> _Task objective_: Below are entries to be transcribed exactly; exclude the pictures from the copy.

> _Data for processing_:
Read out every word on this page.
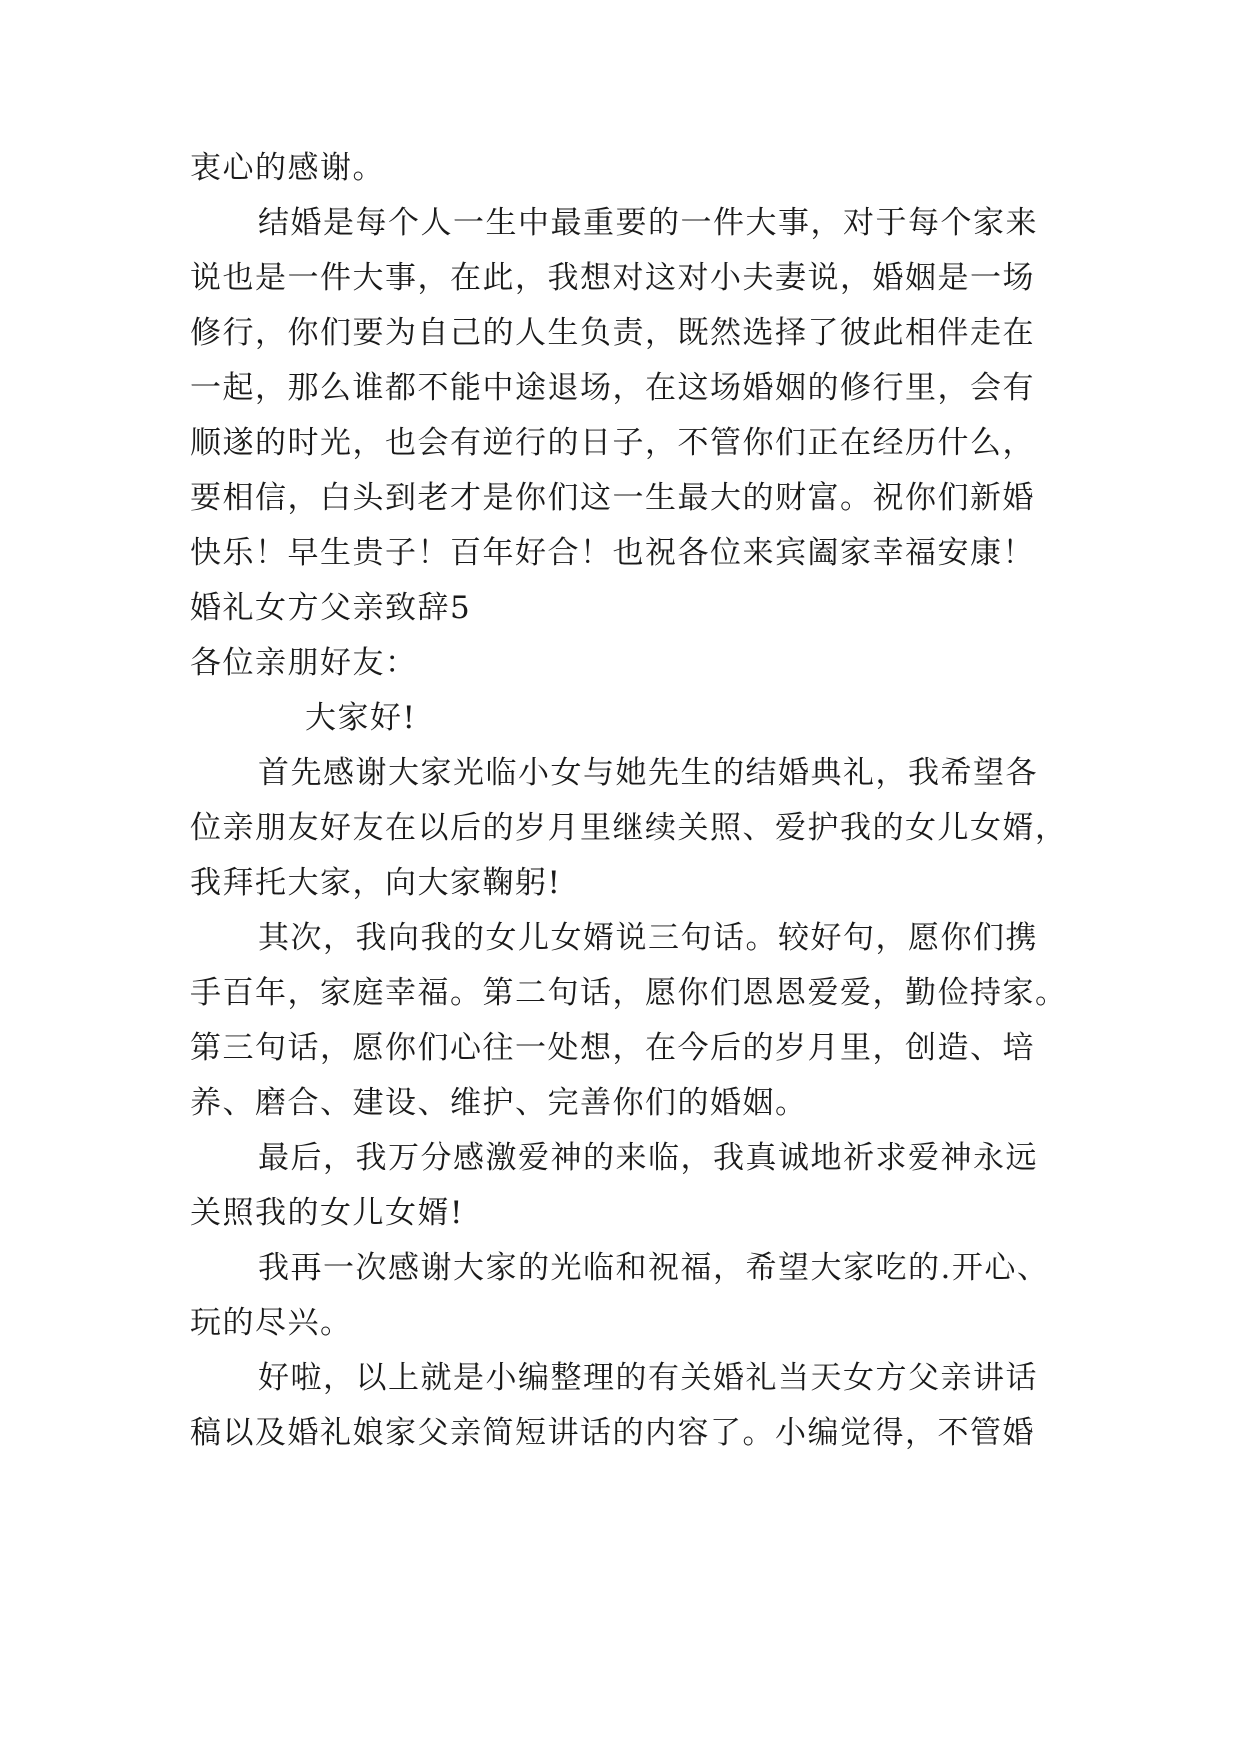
衷心的感谢。
结婚是每个人一生中最重要的一件大事，对于每个家来
说也是一件大事，在此，我想对这对小夫妻说，婚姻是一场
修行，你们要为自己的人生负责，既然选择了彼此相伴走在
一起，那么谁都不能中途退场，在这场婚姻的修行里，会有
顺遂的时光，也会有逆行的日子，不管你们正在经历什么，
要相信，白头到老才是你们这一生最大的财富。祝你们新婚
快乐！早生贵子！百年好合！也祝各位来宾阖家幸福安康！
婚礼女方父亲致辞5
各位亲朋好友：
大家好!
首先感谢大家光临小女与她先生的结婚典礼，我希望各
位亲朋友好友在以后的岁月里继续关照、爱护我的女儿女婿，
我拜托大家，向大家鞠躬!
其次，我向我的女儿女婿说三句话。较好句，愿你们携
手百年，家庭幸福。第二句话，愿你们恩恩爱爱，勤俭持家。
第三句话，愿你们心往一处想，在今后的岁月里，创造、培
养、磨合、建设、维护、完善你们的婚姻。
最后，我万分感激爱神的来临，我真诚地祈求爱神永远
关照我的女儿女婿!
我再一次感谢大家的光临和祝福，希望大家吃的.开心、
玩的尽兴。
好啦，以上就是小编整理的有关婚礼当天女方父亲讲话
稿以及婚礼娘家父亲简短讲话的内容了。小编觉得，不管婚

> _Expected answer_:
Read out every word on this page.
衷心的感谢。
结婚是每个人一生中最重要的一件大事，对于每个家来
说也是一件大事，在此，我想对这对小夫妻说，婚姻是一场
修行，你们要为自己的人生负责，既然选择了彼此相伴走在
一起，那么谁都不能中途退场，在这场婚姻的修行里，会有
顺遂的时光，也会有逆行的日子，不管你们正在经历什么，
要相信，白头到老才是你们这一生最大的财富。祝你们新婚
快乐！早生贵子！百年好合！也祝各位来宾阖家幸福安康！
婚礼女方父亲致辞5
各位亲朋好友：
大家好!
首先感谢大家光临小女与她先生的结婚典礼，我希望各
位亲朋友好友在以后的岁月里继续关照、爱护我的女儿女婿，
我拜托大家，向大家鞠躬!
其次，我向我的女儿女婿说三句话。较好句，愿你们携
手百年，家庭幸福。第二句话，愿你们恩恩爱爱，勤俭持家。
第三句话，愿你们心往一处想，在今后的岁月里，创造、培
养、磨合、建设、维护、完善你们的婚姻。
最后，我万分感激爱神的来临，我真诚地祈求爱神永远
关照我的女儿女婿!
我再一次感谢大家的光临和祝福，希望大家吃的.开心、
玩的尽兴。
好啦，以上就是小编整理的有关婚礼当天女方父亲讲话
稿以及婚礼娘家父亲简短讲话的内容了。小编觉得，不管婚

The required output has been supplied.